*What is needed*
Tally the lines that contain the string "Profile" and state that total without comment.

Dataset items:
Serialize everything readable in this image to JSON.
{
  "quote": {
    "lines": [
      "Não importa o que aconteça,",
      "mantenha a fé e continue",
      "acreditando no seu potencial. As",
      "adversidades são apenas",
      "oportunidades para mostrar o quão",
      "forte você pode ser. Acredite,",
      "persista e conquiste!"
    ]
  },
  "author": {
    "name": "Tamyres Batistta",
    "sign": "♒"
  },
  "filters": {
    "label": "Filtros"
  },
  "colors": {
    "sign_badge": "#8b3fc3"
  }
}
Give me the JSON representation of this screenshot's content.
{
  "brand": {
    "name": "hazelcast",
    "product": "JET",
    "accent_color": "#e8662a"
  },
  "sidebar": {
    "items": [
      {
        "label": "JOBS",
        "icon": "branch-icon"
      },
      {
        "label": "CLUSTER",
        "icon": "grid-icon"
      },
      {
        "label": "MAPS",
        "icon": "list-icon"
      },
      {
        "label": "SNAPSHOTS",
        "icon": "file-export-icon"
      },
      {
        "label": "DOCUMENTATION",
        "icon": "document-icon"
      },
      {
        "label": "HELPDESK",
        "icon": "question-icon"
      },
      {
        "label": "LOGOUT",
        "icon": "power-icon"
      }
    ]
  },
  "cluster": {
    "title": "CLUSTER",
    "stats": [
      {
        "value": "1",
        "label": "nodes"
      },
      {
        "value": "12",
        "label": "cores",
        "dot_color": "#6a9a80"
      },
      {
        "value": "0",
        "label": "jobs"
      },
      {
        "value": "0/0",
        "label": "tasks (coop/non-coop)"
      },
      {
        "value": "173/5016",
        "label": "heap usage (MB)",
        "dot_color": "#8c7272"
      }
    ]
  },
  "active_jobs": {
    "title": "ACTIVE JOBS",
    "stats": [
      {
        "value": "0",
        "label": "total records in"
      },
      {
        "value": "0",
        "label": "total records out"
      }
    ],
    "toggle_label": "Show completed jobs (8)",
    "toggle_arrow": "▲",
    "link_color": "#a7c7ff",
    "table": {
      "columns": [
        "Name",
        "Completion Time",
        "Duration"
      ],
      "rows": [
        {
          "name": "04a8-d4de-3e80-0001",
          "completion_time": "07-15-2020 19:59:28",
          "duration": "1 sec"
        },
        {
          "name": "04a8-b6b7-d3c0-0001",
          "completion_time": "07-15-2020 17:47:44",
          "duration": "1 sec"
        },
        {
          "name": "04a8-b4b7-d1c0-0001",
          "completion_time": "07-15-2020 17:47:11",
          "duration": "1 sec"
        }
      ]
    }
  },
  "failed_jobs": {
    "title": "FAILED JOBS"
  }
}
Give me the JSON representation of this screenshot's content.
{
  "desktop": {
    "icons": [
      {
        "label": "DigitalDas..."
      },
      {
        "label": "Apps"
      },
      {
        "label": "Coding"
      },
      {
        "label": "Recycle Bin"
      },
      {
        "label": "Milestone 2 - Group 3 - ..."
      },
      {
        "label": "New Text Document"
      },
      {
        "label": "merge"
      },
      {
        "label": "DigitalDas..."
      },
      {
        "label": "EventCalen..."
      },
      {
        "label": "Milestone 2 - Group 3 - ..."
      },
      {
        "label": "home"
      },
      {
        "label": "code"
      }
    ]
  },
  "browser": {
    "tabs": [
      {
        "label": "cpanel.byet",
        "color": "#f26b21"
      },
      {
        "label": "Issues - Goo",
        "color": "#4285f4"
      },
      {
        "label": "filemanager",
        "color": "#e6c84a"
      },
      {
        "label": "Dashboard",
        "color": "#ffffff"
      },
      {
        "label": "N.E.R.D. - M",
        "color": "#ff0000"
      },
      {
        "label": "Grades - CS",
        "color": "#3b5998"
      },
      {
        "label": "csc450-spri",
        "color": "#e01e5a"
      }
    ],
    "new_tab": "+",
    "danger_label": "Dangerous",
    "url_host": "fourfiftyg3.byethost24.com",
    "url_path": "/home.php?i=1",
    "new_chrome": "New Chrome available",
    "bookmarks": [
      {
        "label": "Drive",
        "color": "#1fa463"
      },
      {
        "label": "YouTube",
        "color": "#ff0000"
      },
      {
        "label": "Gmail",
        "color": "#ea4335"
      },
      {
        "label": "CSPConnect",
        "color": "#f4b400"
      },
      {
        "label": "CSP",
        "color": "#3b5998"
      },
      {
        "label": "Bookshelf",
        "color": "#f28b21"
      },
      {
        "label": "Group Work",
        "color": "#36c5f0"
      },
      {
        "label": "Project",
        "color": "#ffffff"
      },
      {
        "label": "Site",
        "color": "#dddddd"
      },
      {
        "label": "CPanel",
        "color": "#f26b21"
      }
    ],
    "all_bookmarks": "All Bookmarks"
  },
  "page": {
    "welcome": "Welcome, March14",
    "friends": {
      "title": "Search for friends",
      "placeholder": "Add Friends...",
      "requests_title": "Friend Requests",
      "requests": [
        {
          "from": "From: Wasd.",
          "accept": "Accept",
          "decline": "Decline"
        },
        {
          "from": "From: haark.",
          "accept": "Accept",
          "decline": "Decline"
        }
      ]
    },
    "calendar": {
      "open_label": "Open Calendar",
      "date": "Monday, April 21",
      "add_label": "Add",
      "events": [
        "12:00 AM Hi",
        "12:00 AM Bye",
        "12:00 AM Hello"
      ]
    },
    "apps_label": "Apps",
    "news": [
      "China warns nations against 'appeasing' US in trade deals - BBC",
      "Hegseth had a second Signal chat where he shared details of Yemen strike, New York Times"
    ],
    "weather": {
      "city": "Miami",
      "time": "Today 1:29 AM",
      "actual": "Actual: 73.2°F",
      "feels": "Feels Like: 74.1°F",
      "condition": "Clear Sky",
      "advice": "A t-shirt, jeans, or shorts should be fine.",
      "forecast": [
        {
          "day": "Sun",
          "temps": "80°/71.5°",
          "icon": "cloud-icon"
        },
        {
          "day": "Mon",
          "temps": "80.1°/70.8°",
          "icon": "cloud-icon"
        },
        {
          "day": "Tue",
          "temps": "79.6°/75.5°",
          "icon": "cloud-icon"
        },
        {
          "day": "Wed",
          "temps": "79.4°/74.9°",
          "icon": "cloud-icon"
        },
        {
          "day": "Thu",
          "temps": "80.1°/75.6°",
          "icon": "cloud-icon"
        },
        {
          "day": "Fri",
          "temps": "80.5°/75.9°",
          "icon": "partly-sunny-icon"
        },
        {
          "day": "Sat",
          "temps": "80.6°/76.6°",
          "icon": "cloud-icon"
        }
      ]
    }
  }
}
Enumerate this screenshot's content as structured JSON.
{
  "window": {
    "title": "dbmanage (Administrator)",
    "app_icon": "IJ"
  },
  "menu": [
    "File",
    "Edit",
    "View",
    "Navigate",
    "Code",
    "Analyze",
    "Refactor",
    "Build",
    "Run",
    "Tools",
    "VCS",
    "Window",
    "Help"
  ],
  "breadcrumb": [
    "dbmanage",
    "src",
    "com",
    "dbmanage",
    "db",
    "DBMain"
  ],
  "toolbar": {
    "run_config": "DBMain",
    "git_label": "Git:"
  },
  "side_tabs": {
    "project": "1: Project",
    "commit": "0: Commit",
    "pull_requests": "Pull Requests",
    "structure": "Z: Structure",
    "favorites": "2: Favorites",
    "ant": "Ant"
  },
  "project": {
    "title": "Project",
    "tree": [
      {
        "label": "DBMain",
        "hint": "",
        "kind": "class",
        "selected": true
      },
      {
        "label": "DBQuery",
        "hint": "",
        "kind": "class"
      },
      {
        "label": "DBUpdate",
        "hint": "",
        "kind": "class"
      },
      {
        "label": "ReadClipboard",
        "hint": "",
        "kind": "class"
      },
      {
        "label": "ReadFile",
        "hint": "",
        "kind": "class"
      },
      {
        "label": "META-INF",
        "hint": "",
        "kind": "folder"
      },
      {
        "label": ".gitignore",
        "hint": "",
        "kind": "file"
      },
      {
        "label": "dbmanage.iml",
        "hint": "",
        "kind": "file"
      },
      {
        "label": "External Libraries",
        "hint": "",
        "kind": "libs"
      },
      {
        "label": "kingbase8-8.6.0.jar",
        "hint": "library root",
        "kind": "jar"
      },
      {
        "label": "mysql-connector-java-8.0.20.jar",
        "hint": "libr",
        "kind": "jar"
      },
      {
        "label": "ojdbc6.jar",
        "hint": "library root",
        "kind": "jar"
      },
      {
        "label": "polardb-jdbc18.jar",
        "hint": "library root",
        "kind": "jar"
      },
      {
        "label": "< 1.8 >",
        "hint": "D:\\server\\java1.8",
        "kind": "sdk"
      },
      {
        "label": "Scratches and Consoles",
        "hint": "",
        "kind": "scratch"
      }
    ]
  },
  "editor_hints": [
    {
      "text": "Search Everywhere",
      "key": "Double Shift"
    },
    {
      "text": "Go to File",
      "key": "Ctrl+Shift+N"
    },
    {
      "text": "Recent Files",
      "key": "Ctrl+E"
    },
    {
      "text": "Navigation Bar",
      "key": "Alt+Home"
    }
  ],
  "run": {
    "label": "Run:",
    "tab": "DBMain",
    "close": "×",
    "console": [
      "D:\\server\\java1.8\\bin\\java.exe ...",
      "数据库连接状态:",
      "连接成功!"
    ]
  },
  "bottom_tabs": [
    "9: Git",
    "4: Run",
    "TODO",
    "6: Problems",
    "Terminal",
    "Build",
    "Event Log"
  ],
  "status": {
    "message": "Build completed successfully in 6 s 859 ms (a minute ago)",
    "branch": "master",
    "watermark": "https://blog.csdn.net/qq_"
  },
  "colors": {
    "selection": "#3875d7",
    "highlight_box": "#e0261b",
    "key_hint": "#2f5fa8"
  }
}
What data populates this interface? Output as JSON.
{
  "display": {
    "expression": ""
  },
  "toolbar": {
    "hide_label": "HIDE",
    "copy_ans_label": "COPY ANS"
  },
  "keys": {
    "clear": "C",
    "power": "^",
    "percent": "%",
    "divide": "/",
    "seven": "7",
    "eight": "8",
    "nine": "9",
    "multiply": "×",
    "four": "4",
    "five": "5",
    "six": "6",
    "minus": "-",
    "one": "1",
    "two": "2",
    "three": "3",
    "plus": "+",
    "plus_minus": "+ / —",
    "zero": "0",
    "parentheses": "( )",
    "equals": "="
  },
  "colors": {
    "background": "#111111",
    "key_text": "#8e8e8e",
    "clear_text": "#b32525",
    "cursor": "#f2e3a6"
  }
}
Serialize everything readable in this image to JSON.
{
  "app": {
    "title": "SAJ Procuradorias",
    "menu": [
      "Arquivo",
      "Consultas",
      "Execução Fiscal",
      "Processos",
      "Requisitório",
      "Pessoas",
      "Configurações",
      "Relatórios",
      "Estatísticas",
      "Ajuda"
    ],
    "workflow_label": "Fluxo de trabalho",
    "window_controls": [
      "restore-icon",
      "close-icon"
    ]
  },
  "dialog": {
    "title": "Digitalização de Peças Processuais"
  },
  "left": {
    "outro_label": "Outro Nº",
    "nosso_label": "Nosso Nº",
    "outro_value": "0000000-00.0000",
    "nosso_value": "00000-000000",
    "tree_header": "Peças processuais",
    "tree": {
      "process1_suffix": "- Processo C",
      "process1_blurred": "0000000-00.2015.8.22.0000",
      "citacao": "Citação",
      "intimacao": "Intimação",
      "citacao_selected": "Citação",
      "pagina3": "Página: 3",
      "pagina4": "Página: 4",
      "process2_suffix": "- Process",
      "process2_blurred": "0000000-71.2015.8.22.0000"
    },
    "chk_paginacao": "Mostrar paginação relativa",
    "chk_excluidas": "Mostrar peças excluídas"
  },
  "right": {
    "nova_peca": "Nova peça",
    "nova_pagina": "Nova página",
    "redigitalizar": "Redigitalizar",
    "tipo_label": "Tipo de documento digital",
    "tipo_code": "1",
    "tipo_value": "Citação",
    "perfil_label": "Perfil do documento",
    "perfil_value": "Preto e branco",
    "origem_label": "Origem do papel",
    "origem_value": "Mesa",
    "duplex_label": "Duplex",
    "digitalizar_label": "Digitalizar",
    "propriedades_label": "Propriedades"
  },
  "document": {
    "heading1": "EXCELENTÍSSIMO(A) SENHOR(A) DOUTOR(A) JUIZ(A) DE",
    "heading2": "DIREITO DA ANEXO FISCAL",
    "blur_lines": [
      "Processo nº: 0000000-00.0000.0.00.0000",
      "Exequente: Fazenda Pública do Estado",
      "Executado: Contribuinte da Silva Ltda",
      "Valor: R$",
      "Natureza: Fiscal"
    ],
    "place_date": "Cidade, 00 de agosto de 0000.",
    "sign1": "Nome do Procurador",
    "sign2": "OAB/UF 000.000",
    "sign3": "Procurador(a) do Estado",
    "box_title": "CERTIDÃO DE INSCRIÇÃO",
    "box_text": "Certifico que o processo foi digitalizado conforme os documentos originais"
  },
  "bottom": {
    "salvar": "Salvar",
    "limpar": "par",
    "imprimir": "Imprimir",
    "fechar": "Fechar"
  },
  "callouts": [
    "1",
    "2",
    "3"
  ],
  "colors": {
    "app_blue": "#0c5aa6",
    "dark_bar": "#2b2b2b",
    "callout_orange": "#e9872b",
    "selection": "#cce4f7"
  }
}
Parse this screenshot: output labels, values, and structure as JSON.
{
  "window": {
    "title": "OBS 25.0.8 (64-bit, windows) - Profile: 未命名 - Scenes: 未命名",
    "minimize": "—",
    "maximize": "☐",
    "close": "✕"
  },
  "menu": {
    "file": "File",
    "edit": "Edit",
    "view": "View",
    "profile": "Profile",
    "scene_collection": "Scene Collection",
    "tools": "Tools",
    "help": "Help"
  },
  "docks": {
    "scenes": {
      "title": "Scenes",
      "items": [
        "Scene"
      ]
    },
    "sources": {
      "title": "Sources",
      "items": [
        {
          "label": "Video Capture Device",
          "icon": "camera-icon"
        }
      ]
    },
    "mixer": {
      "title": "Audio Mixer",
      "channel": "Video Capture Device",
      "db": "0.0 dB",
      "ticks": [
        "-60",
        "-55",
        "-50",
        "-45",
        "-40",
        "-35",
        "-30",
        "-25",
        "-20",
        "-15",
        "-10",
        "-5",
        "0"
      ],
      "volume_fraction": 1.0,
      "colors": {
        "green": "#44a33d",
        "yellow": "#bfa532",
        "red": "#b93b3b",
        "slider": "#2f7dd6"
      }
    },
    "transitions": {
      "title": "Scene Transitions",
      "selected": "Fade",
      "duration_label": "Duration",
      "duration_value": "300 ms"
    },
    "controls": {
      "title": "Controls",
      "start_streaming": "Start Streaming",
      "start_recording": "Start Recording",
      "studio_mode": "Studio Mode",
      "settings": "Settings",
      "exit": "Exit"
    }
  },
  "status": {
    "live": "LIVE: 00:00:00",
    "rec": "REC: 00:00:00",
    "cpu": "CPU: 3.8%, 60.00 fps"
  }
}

*Output of the exercise*
2